===== Data in this exercise =====

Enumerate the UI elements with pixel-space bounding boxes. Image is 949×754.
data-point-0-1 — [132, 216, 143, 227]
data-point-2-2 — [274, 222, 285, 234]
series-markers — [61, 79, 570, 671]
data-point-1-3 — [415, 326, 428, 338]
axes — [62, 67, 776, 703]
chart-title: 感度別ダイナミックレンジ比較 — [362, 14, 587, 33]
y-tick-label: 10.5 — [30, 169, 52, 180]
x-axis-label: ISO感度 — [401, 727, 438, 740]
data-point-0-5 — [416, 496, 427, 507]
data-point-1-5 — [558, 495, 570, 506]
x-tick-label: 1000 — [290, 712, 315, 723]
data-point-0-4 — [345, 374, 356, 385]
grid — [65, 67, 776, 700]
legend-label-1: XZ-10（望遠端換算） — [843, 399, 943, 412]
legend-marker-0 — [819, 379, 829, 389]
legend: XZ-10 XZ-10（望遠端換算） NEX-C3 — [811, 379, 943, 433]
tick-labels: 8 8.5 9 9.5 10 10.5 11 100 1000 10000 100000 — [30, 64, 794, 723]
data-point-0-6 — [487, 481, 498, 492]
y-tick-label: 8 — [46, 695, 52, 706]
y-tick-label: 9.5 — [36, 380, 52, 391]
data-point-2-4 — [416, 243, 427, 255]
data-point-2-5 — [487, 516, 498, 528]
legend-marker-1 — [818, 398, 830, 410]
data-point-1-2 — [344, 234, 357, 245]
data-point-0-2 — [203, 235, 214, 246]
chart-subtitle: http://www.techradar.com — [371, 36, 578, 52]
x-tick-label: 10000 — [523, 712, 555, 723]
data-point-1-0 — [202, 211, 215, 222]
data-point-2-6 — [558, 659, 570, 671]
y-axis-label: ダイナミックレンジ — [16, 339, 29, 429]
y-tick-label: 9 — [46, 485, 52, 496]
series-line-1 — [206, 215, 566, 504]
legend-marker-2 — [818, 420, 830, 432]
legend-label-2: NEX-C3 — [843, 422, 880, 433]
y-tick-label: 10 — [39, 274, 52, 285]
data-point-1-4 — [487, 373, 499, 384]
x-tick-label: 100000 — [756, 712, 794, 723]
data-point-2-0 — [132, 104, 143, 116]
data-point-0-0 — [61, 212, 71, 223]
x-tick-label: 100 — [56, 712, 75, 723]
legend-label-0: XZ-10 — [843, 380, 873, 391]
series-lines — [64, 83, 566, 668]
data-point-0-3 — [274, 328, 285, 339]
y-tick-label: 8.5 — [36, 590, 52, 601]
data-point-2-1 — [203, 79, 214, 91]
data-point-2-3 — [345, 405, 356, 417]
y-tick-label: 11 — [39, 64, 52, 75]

=====

Rewrite all of the items above with each "y-tick-label" changed to "y-axis-tick". Keep every other part of the items the same.

Complete output:
Enumerate the UI elements with pixel-space bounding boxes. Image is 949×754.
data-point-0-1 — [132, 216, 143, 227]
data-point-2-2 — [274, 222, 285, 234]
series-markers — [61, 79, 570, 671]
data-point-1-3 — [415, 326, 428, 338]
axes — [62, 67, 776, 703]
chart-title: 感度別ダイナミックレンジ比較 — [362, 14, 587, 33]
y-axis-tick: 10.5 — [30, 169, 52, 180]
x-axis-label: ISO感度 — [401, 727, 438, 740]
data-point-0-5 — [416, 496, 427, 507]
data-point-1-5 — [558, 495, 570, 506]
x-tick-label: 1000 — [290, 712, 315, 723]
data-point-0-4 — [345, 374, 356, 385]
grid — [65, 67, 776, 700]
legend-label-1: XZ-10（望遠端換算） — [843, 399, 943, 412]
legend-marker-0 — [819, 379, 829, 389]
legend: XZ-10 XZ-10（望遠端換算） NEX-C3 — [811, 379, 943, 433]
tick-labels: 8 8.5 9 9.5 10 10.5 11 100 1000 10000 100000 — [30, 64, 794, 723]
data-point-0-6 — [487, 481, 498, 492]
y-axis-tick: 8 — [46, 695, 52, 706]
y-axis-tick: 9.5 — [36, 380, 52, 391]
data-point-2-4 — [416, 243, 427, 255]
data-point-2-5 — [487, 516, 498, 528]
legend-marker-1 — [818, 398, 830, 410]
data-point-1-2 — [344, 234, 357, 245]
data-point-0-2 — [203, 235, 214, 246]
chart-subtitle: http://www.techradar.com — [371, 36, 578, 52]
x-tick-label: 10000 — [523, 712, 555, 723]
data-point-1-0 — [202, 211, 215, 222]
data-point-2-6 — [558, 659, 570, 671]
y-axis-label: ダイナミックレンジ — [16, 339, 29, 429]
y-axis-tick: 9 — [46, 485, 52, 496]
series-line-1 — [206, 215, 566, 504]
legend-marker-2 — [818, 420, 830, 432]
legend-label-2: NEX-C3 — [843, 422, 880, 433]
y-axis-tick: 10 — [39, 274, 52, 285]
data-point-1-4 — [487, 373, 499, 384]
x-tick-label: 100000 — [756, 712, 794, 723]
data-point-2-0 — [132, 104, 143, 116]
data-point-0-0 — [61, 212, 71, 223]
x-tick-label: 100 — [56, 712, 75, 723]
legend-label-0: XZ-10 — [843, 380, 873, 391]
series-lines — [64, 83, 566, 668]
data-point-0-3 — [274, 328, 285, 339]
y-axis-tick: 8.5 — [36, 590, 52, 601]
data-point-2-1 — [203, 79, 214, 91]
data-point-2-3 — [345, 405, 356, 417]
y-axis-tick: 11 — [39, 64, 52, 75]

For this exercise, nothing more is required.